EXERCISE:
Identify the lines that contain the word "message" and copy each one.

DATASET:
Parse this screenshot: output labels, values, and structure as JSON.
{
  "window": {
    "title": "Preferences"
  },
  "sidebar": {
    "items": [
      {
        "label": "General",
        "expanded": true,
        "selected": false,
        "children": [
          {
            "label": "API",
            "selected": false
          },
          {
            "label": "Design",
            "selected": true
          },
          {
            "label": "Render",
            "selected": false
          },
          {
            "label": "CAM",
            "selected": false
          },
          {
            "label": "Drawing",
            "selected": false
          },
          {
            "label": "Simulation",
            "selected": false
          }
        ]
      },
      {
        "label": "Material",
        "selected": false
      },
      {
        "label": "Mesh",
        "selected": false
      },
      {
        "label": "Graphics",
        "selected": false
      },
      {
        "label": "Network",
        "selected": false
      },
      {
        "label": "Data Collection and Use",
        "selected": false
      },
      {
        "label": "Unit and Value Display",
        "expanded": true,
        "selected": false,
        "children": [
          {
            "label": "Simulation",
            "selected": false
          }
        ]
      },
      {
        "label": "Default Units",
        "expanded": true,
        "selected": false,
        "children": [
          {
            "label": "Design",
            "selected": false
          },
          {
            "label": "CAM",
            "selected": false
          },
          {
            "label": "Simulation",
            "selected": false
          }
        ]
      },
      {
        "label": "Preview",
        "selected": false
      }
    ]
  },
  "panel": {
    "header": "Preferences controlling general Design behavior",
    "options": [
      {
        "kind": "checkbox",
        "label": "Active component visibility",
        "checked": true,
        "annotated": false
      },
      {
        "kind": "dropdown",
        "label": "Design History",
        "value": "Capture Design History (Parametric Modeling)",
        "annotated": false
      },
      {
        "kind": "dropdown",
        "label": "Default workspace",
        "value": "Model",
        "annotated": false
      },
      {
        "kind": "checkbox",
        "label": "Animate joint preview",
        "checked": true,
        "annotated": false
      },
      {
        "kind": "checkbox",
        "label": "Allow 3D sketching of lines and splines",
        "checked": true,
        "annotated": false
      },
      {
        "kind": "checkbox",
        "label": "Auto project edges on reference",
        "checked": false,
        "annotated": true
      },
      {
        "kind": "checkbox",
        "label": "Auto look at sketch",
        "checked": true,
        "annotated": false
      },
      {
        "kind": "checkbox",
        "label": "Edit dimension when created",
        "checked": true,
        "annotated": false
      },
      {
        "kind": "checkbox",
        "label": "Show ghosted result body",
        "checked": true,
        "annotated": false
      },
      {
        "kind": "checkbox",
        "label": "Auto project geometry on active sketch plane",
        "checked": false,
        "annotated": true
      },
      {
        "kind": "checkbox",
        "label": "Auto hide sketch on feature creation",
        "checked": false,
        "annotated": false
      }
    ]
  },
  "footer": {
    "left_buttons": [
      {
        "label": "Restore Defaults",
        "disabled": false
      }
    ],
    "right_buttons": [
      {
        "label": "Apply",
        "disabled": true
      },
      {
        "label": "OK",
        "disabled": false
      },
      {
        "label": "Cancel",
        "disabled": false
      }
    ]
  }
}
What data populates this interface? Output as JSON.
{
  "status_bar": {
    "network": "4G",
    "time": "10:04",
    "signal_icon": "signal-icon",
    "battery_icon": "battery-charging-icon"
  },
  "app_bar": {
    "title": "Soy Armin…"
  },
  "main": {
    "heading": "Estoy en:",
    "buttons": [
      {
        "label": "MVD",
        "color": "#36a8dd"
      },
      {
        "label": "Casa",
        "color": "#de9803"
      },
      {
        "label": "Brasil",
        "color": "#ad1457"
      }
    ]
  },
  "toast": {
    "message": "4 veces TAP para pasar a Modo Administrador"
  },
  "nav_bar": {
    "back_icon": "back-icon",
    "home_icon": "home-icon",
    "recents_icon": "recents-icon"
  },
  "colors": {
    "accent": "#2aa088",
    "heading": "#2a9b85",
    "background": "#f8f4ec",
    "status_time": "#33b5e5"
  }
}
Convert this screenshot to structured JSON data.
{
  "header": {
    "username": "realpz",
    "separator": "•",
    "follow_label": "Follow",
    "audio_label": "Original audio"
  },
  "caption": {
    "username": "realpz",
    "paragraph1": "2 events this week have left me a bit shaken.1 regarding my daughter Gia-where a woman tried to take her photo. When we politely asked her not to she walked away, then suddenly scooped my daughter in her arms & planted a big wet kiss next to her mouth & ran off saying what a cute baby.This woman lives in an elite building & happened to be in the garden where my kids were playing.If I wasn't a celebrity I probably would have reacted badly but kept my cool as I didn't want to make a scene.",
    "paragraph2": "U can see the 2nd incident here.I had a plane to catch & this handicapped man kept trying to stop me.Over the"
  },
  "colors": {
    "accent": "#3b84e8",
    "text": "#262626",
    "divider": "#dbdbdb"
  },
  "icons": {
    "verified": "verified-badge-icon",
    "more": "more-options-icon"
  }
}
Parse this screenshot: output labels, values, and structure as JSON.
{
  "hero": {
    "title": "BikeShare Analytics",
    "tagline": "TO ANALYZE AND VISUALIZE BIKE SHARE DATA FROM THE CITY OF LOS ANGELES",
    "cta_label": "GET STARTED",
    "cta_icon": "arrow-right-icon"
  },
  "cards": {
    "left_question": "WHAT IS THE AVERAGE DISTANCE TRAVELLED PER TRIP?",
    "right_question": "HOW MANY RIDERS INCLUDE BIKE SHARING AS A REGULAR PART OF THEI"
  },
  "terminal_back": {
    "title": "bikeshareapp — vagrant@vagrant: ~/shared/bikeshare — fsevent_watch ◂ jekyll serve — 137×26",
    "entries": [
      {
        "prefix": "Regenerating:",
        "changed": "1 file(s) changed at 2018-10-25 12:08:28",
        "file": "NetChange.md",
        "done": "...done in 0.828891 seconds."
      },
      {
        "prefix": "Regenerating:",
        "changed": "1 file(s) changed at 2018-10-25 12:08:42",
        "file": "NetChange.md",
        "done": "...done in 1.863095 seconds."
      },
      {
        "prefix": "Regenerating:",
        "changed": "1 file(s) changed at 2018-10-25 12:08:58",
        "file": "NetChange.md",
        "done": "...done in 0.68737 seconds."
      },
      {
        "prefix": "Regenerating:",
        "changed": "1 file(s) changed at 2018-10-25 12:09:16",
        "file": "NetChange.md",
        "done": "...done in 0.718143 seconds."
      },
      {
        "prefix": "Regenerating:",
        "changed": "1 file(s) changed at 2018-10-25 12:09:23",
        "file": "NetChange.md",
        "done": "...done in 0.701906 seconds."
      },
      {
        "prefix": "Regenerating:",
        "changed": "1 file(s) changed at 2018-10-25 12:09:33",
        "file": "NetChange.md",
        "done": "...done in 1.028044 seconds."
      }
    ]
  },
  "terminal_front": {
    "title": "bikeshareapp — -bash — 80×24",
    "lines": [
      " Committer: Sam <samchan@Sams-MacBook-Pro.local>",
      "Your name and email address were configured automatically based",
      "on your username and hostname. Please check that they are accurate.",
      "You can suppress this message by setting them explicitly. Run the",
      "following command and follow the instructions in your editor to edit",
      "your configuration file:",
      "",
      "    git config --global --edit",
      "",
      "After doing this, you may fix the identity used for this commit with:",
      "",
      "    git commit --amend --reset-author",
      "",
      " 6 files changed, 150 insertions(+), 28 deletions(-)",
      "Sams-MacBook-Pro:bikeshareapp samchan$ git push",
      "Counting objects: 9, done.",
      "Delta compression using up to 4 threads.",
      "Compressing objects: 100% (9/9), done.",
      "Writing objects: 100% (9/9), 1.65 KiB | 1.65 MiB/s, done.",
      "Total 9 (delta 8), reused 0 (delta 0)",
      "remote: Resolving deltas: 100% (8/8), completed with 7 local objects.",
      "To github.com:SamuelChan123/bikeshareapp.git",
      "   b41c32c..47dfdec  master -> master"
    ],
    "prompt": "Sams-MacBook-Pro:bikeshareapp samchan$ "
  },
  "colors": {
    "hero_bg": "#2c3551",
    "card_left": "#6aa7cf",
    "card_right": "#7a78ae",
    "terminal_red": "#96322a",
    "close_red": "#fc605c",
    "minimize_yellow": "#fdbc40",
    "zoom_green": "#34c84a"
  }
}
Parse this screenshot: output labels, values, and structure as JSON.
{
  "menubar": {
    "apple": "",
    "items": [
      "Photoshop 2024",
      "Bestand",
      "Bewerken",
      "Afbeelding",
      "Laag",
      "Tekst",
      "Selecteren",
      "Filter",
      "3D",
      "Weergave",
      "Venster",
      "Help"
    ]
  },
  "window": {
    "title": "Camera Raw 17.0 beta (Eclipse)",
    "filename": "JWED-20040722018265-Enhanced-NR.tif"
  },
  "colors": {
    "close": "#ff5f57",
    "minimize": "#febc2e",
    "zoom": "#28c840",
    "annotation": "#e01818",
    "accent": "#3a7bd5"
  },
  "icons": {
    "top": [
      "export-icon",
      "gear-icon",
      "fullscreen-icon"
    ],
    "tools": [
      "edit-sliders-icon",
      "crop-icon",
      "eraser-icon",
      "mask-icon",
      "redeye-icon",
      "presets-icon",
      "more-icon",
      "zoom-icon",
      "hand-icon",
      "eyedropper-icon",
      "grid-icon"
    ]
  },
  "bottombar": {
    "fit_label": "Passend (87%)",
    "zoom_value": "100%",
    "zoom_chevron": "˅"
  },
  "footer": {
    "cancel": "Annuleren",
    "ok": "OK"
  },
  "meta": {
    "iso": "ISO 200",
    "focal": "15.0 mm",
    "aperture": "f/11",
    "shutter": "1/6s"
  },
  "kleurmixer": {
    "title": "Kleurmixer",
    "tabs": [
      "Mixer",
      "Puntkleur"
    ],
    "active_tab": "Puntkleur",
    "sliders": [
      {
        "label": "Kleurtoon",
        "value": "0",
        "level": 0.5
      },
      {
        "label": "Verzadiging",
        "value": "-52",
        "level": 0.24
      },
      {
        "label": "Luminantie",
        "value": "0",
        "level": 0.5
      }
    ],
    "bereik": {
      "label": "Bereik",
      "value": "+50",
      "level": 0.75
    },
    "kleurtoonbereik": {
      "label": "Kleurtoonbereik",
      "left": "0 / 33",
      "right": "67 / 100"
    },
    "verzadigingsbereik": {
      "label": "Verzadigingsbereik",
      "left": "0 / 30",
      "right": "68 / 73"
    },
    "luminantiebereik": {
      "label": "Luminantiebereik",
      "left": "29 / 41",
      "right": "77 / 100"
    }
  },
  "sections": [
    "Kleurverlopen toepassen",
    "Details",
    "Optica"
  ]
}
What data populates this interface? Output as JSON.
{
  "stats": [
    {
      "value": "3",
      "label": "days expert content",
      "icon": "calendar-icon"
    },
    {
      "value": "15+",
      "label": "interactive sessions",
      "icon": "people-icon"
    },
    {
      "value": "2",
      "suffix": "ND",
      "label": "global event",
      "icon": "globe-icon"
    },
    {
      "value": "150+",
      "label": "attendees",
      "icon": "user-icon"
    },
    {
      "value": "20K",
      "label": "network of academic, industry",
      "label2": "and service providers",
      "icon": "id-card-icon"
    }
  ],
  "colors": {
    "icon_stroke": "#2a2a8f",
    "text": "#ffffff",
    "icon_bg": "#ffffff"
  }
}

OUTPUT OF THE EXERCISE:
    "message": "4 veces TAP para pasar a Modo Administrador"
      "You can suppress this message by setting them explicitly. Run the",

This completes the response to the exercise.